*EXERCISE DESCRIPTION*. Output every record word for word.

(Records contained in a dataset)
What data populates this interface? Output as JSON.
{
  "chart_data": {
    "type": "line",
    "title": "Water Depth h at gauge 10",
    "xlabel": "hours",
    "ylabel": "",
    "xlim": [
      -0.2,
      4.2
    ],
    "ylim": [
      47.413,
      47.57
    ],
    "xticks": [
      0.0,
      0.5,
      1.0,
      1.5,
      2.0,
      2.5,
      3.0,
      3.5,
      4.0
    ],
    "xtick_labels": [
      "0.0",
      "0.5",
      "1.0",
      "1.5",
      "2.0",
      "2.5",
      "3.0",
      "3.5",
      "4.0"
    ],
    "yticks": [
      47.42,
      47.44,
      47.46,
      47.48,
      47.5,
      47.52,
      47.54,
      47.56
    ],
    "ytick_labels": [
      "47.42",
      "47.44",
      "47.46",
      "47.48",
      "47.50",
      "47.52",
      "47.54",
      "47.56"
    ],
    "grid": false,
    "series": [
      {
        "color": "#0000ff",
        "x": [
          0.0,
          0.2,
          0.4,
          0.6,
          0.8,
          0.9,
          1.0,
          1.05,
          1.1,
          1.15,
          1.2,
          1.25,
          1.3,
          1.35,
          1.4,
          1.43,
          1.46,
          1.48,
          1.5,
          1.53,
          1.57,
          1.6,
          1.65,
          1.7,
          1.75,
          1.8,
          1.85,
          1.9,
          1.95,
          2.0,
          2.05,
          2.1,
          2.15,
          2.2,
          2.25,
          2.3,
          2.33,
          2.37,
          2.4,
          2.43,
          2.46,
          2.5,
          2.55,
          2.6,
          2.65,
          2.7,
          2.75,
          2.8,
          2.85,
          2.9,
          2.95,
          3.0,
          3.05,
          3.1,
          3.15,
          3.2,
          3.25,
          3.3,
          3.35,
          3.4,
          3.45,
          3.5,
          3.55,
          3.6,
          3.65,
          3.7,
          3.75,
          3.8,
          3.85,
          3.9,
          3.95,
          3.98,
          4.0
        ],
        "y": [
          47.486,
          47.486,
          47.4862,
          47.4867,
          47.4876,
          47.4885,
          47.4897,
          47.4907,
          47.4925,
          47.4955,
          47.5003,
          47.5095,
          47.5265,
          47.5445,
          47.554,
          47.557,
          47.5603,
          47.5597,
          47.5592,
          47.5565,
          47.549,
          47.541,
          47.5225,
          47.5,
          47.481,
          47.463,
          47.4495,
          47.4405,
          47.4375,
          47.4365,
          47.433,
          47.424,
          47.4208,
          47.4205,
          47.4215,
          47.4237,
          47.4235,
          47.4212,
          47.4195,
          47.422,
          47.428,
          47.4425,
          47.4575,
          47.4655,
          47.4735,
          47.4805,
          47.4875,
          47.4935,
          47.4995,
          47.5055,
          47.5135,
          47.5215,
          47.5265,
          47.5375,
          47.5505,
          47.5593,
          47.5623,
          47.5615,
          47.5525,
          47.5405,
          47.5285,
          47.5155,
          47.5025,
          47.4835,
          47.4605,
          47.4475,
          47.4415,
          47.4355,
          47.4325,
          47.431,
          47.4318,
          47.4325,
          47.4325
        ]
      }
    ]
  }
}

*COMPLETED EXERCISE*.
What data populates this interface? Output as JSON.
{
  "chart_data": {
    "type": "line",
    "title": "Water Depth h at gauge 10",
    "xlabel": "hours",
    "ylabel": "",
    "xlim": [
      -0.2,
      4.2
    ],
    "ylim": [
      47.413,
      47.57
    ],
    "xticks": [
      0.0,
      0.5,
      1.0,
      1.5,
      2.0,
      2.5,
      3.0,
      3.5,
      4.0
    ],
    "xtick_labels": [
      "0.0",
      "0.5",
      "1.0",
      "1.5",
      "2.0",
      "2.5",
      "3.0",
      "3.5",
      "4.0"
    ],
    "yticks": [
      47.42,
      47.44,
      47.46,
      47.48,
      47.5,
      47.52,
      47.54,
      47.56
    ],
    "ytick_labels": [
      "47.42",
      "47.44",
      "47.46",
      "47.48",
      "47.50",
      "47.52",
      "47.54",
      "47.56"
    ],
    "grid": false,
    "series": [
      {
        "color": "#0000ff",
        "x": [
          0.0,
          0.2,
          0.4,
          0.6,
          0.8,
          0.9,
          1.0,
          1.05,
          1.1,
          1.15,
          1.2,
          1.25,
          1.3,
          1.35,
          1.4,
          1.43,
          1.46,
          1.48,
          1.5,
          1.53,
          1.57,
          1.6,
          1.65,
          1.7,
          1.75,
          1.8,
          1.85,
          1.9,
          1.95,
          2.0,
          2.05,
          2.1,
          2.15,
          2.2,
          2.25,
          2.3,
          2.33,
          2.37,
          2.4,
          2.43,
          2.46,
          2.5,
          2.55,
          2.6,
          2.65,
          2.7,
          2.75,
          2.8,
          2.85,
          2.9,
          2.95,
          3.0,
          3.05,
          3.1,
          3.15,
          3.2,
          3.25,
          3.3,
          3.35,
          3.4,
          3.45,
          3.5,
          3.55,
          3.6,
          3.65,
          3.7,
          3.75,
          3.8,
          3.85,
          3.9,
          3.95,
          3.98,
          4.0
        ],
        "y": [
          47.486,
          47.486,
          47.4862,
          47.4867,
          47.4876,
          47.4885,
          47.4897,
          47.4907,
          47.4925,
          47.4955,
          47.5003,
          47.5095,
          47.5265,
          47.5445,
          47.554,
          47.557,
          47.5603,
          47.5597,
          47.5592,
          47.5565,
          47.549,
          47.541,
          47.5225,
          47.5,
          47.481,
          47.463,
          47.4495,
          47.4405,
          47.4375,
          47.4365,
          47.433,
          47.424,
          47.4208,
          47.4205,
          47.4215,
          47.4237,
          47.4235,
          47.4212,
          47.4195,
          47.422,
          47.428,
          47.4425,
          47.4575,
          47.4655,
          47.4735,
          47.4805,
          47.4875,
          47.4935,
          47.4995,
          47.5055,
          47.5135,
          47.5215,
          47.5265,
          47.5375,
          47.5505,
          47.5593,
          47.5623,
          47.5615,
          47.5525,
          47.5405,
          47.5285,
          47.5155,
          47.5025,
          47.4835,
          47.4605,
          47.4475,
          47.4415,
          47.4355,
          47.4325,
          47.431,
          47.4318,
          47.4325,
          47.4325
        ]
      }
    ]
  }
}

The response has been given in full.